Written request: From the listing below, pull out all lines with "type" in them.

Supplied information:
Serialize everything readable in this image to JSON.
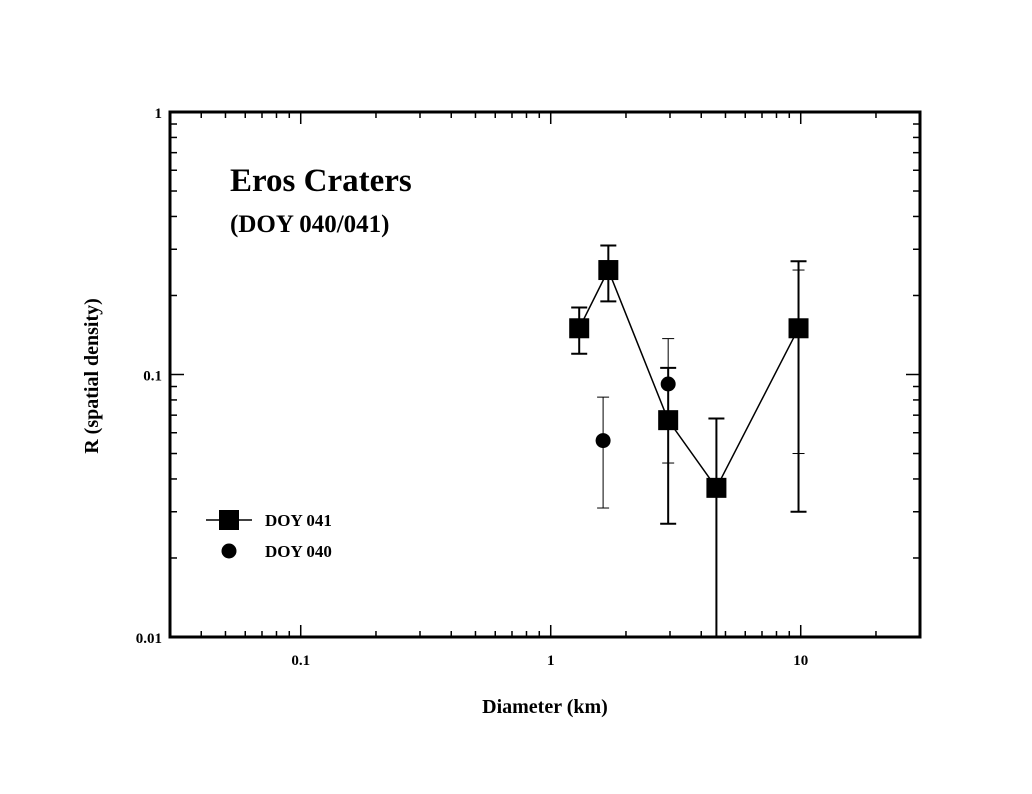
{
  "chart_data": {
    "type": "scatter",
    "title": "Eros Craters",
    "subtitle": "(DOY 040/041)",
    "xlabel": "Diameter (km)",
    "ylabel": "R (spatial density)",
    "xscale": "log",
    "yscale": "log",
    "xlim": [
      0.03,
      30
    ],
    "ylim": [
      0.01,
      1
    ],
    "x_tick_labels": [
      {
        "value": 0.1,
        "label": "0.1"
      },
      {
        "value": 1,
        "label": "1"
      },
      {
        "value": 10,
        "label": "10"
      }
    ],
    "y_tick_labels": [
      {
        "value": 0.01,
        "label": "0.01"
      },
      {
        "value": 0.1,
        "label": "0.1"
      },
      {
        "value": 1,
        "label": "1"
      }
    ],
    "grid": false,
    "legend_position": "bottom-left",
    "series": [
      {
        "name": "DOY 041",
        "marker": "square",
        "line": true,
        "color": "#000000",
        "points": [
          {
            "x": 1.3,
            "y": 0.15,
            "y_low": 0.12,
            "y_high": 0.18
          },
          {
            "x": 1.7,
            "y": 0.25,
            "y_low": 0.19,
            "y_high": 0.31
          },
          {
            "x": 2.95,
            "y": 0.067,
            "y_low": 0.027,
            "y_high": 0.106
          },
          {
            "x": 4.6,
            "y": 0.037,
            "y_low": 0.01,
            "y_high": 0.068
          },
          {
            "x": 9.8,
            "y": 0.15,
            "y_low": 0.03,
            "y_high": 0.27
          }
        ]
      },
      {
        "name": "DOY 040",
        "marker": "circle",
        "line": false,
        "color": "#000000",
        "points": [
          {
            "x": 1.62,
            "y": 0.056,
            "y_low": 0.031,
            "y_high": 0.082
          },
          {
            "x": 2.95,
            "y": 0.092,
            "y_low": 0.046,
            "y_high": 0.137
          },
          {
            "x": 9.8,
            "y": null,
            "y_low": 0.05,
            "y_high": 0.25
          }
        ]
      }
    ]
  }
}
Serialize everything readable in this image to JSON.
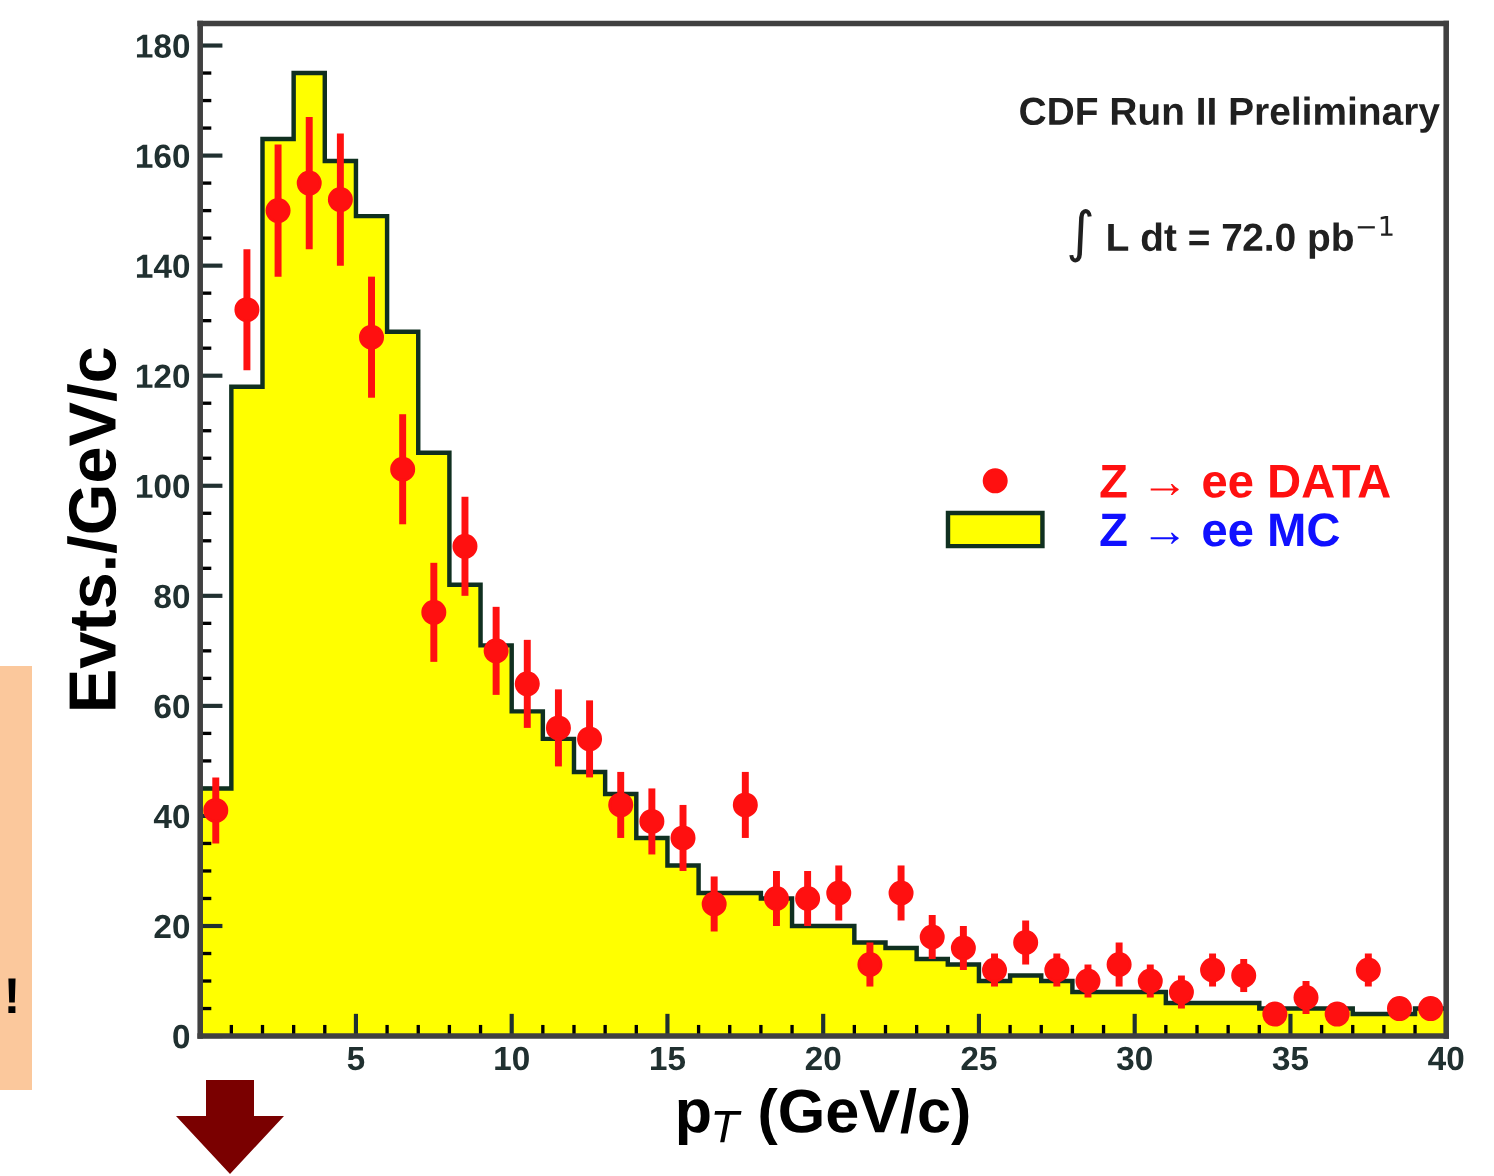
{
  "chart_data": {
    "type": "histogram",
    "xlabel": "p$_{T}$ (GeV/c)",
    "ylabel": "Evts./GeV/c",
    "xlim": [
      0,
      40
    ],
    "xticks": [
      5,
      10,
      15,
      20,
      25,
      30,
      35,
      40
    ],
    "ylim": [
      0,
      184
    ],
    "yticks": [
      0,
      20,
      40,
      60,
      80,
      100,
      120,
      140,
      160,
      180
    ],
    "bins": [
      0,
      1,
      2,
      3,
      4,
      5,
      6,
      7,
      8,
      9,
      10,
      11,
      12,
      13,
      14,
      15,
      16,
      17,
      18,
      19,
      20,
      21,
      22,
      23,
      24,
      25,
      26,
      27,
      28,
      29,
      30,
      31,
      32,
      33,
      34,
      35,
      36,
      37,
      38,
      39,
      40
    ],
    "series": [
      {
        "name": "Z → ee DATA",
        "type": "scatter",
        "color": "#ff1010",
        "marker": "circle",
        "x": [
          0.5,
          1.5,
          2.5,
          3.5,
          4.5,
          5.5,
          6.5,
          7.5,
          8.5,
          9.5,
          10.5,
          11.5,
          12.5,
          13.5,
          14.5,
          15.5,
          16.5,
          17.5,
          18.5,
          19.5,
          20.5,
          21.5,
          22.5,
          23.5,
          24.5,
          25.5,
          26.5,
          27.5,
          28.5,
          29.5,
          30.5,
          31.5,
          32.5,
          33.5,
          34.5,
          35.5,
          36.5,
          37.5,
          38.5,
          39.5
        ],
        "values": [
          41,
          132,
          150,
          155,
          152,
          127,
          103,
          77,
          89,
          70,
          64,
          56,
          54,
          42,
          39,
          36,
          24,
          42,
          25,
          25,
          26,
          13,
          26,
          18,
          16,
          12,
          17,
          12,
          10,
          13,
          10,
          8,
          12,
          11,
          4,
          7,
          4,
          12,
          5,
          5
        ],
        "errors": [
          6,
          11,
          12,
          12,
          12,
          11,
          10,
          9,
          9,
          8,
          8,
          7,
          7,
          6,
          6,
          6,
          5,
          6,
          5,
          5,
          5,
          4,
          5,
          4,
          4,
          3,
          4,
          3,
          3,
          4,
          3,
          3,
          3,
          3,
          2,
          3,
          2,
          3,
          2,
          2
        ]
      },
      {
        "name": "Z → ee MC",
        "color": "#ffff00",
        "values": [
          45,
          118,
          163,
          175,
          159,
          149,
          128,
          106,
          82,
          71,
          59,
          54,
          48,
          44,
          36,
          31,
          26,
          26,
          25,
          20,
          20,
          17,
          16,
          14,
          13,
          10,
          11,
          10,
          8,
          8,
          8,
          6,
          6,
          6,
          5,
          5,
          5,
          4,
          4,
          5
        ]
      }
    ],
    "legend": "right",
    "annotations": [
      "CDF Run II Preliminary",
      "∫ L dt = 72.0 pb$^{−1}$",
      "!"
    ]
  }
}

Output:
    "type": "scatter",
    "type": "histogram",
        "type": "scatter",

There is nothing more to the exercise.